--- Start RECORDS FOR THIS EXERCISE ---

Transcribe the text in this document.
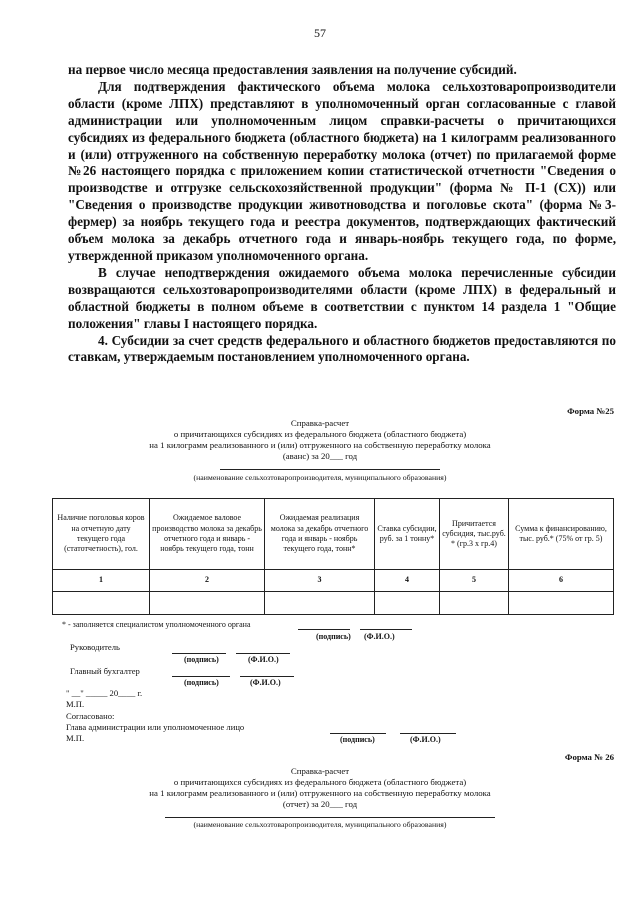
57

на первое число месяца предоставления заявления на получение субсидий.

Для подтверждения фактического объема молока сельхозтоваропроизводители области (кроме ЛПХ) представляют в уполномоченный орган согласованные с главой администрации или уполномоченным лицом справки-расчеты о причитающихся субсидиях из федерального бюджета (областного бюджета) на 1 килограмм реализованного и (или) отгруженного на собственную переработку молока (отчет) по прилагаемой форме №26 настоящего порядка с приложением копии статистической отчетности "Сведения о производстве и отгрузке сельскохозяйственной продукции" (форма № П-1 (СХ)) или "Сведения о производстве продукции животноводства и поголовье скота" (форма №3-фермер) за ноябрь текущего года и реестра документов, подтверждающих фактический объем молока за декабрь отчетного года и январь-ноябрь текущего года, по форме, утвержденной приказом уполномоченного органа.

В случае неподтверждения ожидаемого объема молока перечисленные субсидии возвращаются сельхозтоваропроизводителями области (кроме ЛПХ) в федеральный и областной бюджеты в полном объеме в соответствии с пунктом 14 раздела 1 "Общие положения" главы I настоящего порядка.

4. Субсидии за счет средств федерального и областного бюджетов предоставляются по ставкам, утверждаемым постановлением уполномоченного органа.

Форма №25
Справка-расчет
о причитающихся субсидиях из федерального бюджета (областного бюджета)
на 1 килограмм реализованного и (или) отгруженного на собственную переработку молока
(аванс) за 20___ год
(наименование сельхозтоваропроизводителя, муниципального образования)
Наличие поголовья коров на отчетную дату текущего года (статотчетность), гол.	Ожидаемое валовое производство молока за декабрь отчетного года и январь - ноябрь текущего года, тонн	Ожидаемая реализация молока за декабрь отчетного года и январь - ноябрь текущего года, тонн*	Ставка субсидии, руб. за 1 тонну*	Причитается субсидия, тыс.руб. * (гр.3 х гр.4)	Сумма к финансированию, тыс. руб.* (75% от гр. 5)
1	2	3	4	5	6

* - заполняется специалистом уполномоченного органа
(подпись) (Ф.И.О.)
Руководитель
(подпись)	(Ф.И.О.)
Главный бухгалтер
(подпись)	(Ф.И.О.)
" __" _____ 20____ г.
М.П.
Согласовано:
Глава администрации или уполномоченное лицо
М.П.	(подпись)	(Ф.И.О.)
Форма № 26
Справка-расчет
о причитающихся субсидиях из федерального бюджета (областного бюджета)
на 1 килограмм реализованного и (или) отгруженного на собственную переработку молока
(отчет) за 20___ год
(наименование сельхозтоваропроизводителя, муниципального образования)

--- End RECORDS FOR THIS EXERCISE ---

# [WHAT YOU SHOULD DO]
Exclude all images and restate the records above word for word.

# [WRITTEN SOLUTION]
Transcribe the text in this document.
57

на первое число месяца предоставления заявления на получение субсидий.

Для подтверждения фактического объема молока сельхозтоваропроизводители области (кроме ЛПХ) представляют в уполномоченный орган согласованные с главой администрации или уполномоченным лицом справки-расчеты о причитающихся субсидиях из федерального бюджета (областного бюджета) на 1 килограмм реализованного и (или) отгруженного на собственную переработку молока (отчет) по прилагаемой форме №26 настоящего порядка с приложением копии статистической отчетности "Сведения о производстве и отгрузке сельскохозяйственной продукции" (форма № П-1 (СХ)) или "Сведения о производстве продукции животноводства и поголовье скота" (форма №3-фермер) за ноябрь текущего года и реестра документов, подтверждающих фактический объем молока за декабрь отчетного года и январь-ноябрь текущего года, по форме, утвержденной приказом уполномоченного органа.

В случае неподтверждения ожидаемого объема молока перечисленные субсидии возвращаются сельхозтоваропроизводителями области (кроме ЛПХ) в федеральный и областной бюджеты в полном объеме в соответствии с пунктом 14 раздела 1 "Общие положения" главы I настоящего порядка.

4. Субсидии за счет средств федерального и областного бюджетов предоставляются по ставкам, утверждаемым постановлением уполномоченного органа.

Форма №25
Справка-расчет
о причитающихся субсидиях из федерального бюджета (областного бюджета)
на 1 килограмм реализованного и (или) отгруженного на собственную переработку молока
(аванс) за 20___ год
(наименование сельхозтоваропроизводителя, муниципального образования)
Наличие поголовья коров на отчетную дату текущего года (статотчетность), гол.	Ожидаемое валовое производство молока за декабрь отчетного года и январь - ноябрь текущего года, тонн	Ожидаемая реализация молока за декабрь отчетного года и январь - ноябрь текущего года, тонн*	Ставка субсидии, руб. за 1 тонну*	Причитается субсидия, тыс.руб. * (гр.3 х гр.4)	Сумма к финансированию, тыс. руб.* (75% от гр. 5)
1	2	3	4	5	6

* - заполняется специалистом уполномоченного органа
(подпись) (Ф.И.О.)
Руководитель
(подпись)	(Ф.И.О.)
Главный бухгалтер
(подпись)	(Ф.И.О.)
" __" _____ 20____ г.
М.П.
Согласовано:
Глава администрации или уполномоченное лицо
М.П.	(подпись)	(Ф.И.О.)
Форма № 26
Справка-расчет
о причитающихся субсидиях из федерального бюджета (областного бюджета)
на 1 килограмм реализованного и (или) отгруженного на собственную переработку молока
(отчет) за 20___ год
(наименование сельхозтоваропроизводителя, муниципального образования)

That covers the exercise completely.